### [The records]
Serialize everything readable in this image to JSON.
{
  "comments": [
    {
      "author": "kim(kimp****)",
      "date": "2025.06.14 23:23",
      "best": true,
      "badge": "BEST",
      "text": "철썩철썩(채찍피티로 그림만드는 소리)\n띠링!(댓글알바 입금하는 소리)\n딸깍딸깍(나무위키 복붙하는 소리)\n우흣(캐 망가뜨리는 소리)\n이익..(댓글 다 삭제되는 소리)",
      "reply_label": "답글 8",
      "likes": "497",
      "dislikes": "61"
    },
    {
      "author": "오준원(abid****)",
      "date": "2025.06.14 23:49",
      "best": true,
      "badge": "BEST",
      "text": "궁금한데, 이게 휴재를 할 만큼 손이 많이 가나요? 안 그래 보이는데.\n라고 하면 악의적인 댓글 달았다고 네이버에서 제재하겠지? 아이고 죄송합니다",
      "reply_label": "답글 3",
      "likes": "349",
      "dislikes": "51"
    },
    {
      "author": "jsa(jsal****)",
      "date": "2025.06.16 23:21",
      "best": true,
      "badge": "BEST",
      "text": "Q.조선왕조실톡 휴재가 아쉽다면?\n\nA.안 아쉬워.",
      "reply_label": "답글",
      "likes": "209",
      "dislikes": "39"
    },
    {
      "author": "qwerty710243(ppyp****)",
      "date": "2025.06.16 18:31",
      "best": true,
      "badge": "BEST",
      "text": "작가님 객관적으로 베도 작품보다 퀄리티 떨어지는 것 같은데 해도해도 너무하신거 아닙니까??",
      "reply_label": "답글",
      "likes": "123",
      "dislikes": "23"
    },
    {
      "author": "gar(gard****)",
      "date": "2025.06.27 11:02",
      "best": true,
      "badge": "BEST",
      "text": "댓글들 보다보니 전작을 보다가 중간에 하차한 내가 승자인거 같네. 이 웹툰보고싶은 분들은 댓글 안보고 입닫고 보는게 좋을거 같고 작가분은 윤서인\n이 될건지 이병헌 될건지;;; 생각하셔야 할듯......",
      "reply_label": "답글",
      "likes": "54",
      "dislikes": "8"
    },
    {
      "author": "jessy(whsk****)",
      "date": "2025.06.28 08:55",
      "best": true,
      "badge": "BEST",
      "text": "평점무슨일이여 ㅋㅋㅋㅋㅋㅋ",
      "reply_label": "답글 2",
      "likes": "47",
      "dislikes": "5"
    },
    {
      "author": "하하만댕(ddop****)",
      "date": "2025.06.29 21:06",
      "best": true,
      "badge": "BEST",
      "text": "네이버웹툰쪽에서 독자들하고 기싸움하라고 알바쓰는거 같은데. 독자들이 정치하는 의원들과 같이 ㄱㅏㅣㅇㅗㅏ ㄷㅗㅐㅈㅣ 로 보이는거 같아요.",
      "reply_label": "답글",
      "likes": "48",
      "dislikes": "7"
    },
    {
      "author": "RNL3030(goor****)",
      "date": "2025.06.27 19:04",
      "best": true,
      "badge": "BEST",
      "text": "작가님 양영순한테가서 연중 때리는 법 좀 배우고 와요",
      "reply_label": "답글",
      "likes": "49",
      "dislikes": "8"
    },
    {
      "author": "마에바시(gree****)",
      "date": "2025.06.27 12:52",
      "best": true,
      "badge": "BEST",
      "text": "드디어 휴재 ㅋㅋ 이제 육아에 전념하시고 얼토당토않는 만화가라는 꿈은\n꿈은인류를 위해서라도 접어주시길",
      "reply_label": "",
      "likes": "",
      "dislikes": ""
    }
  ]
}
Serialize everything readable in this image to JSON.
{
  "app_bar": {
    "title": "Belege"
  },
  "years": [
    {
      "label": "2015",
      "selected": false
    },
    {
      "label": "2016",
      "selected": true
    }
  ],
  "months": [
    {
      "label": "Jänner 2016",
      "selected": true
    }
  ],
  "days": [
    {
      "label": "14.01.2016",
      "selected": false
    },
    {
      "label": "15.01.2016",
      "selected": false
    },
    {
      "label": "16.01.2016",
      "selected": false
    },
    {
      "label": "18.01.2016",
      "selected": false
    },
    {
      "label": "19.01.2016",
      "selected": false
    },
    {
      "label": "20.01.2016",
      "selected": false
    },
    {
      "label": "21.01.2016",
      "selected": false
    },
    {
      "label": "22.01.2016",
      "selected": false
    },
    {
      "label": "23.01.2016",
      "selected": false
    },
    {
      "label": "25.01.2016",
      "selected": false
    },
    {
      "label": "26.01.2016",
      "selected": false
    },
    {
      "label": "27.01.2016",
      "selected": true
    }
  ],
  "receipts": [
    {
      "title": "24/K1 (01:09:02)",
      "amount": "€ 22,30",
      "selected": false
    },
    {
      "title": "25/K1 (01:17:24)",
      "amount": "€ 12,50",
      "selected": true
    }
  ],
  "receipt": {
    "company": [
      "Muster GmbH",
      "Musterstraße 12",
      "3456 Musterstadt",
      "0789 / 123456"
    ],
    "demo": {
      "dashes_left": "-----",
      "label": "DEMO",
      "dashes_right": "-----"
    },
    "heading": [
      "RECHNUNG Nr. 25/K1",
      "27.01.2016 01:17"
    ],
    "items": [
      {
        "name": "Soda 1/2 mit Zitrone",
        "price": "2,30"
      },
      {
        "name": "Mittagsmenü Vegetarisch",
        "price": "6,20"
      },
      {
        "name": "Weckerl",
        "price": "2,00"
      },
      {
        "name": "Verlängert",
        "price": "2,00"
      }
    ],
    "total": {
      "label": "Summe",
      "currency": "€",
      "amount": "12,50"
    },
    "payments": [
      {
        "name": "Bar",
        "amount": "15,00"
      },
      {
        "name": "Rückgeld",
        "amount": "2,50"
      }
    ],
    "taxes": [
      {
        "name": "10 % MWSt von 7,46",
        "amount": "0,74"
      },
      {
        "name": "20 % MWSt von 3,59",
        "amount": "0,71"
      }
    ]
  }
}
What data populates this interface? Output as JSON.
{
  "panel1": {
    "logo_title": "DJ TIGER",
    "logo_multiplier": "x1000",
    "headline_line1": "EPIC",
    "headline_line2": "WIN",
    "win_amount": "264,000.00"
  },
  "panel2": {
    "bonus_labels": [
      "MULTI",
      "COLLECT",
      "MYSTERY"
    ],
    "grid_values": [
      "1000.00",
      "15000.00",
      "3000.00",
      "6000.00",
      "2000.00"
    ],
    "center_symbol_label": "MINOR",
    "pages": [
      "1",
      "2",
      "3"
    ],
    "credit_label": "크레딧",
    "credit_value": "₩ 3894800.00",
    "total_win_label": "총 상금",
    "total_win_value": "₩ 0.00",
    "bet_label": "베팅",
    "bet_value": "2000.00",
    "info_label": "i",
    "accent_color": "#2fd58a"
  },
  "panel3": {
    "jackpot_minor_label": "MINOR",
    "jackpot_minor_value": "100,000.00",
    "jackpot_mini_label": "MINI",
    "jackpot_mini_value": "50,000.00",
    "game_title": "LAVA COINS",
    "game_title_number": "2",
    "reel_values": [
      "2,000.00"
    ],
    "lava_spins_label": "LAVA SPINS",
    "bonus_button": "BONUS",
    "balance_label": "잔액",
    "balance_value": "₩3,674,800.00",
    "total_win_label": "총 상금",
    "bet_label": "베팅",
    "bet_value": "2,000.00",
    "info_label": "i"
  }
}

### [Set problem]
Filter the entries and copy out every line with the word "author".

### [Complete output]
      "author": "kim(kimp****)",
      "author": "오준원(abid****)",
      "author": "jsa(jsal****)",
      "author": "qwerty710243(ppyp****)",
      "author": "gar(gard****)",
      "author": "jessy(whsk****)",
      "author": "하하만댕(ddop****)",
      "author": "RNL3030(goor****)",
      "author": "마에바시(gree****)",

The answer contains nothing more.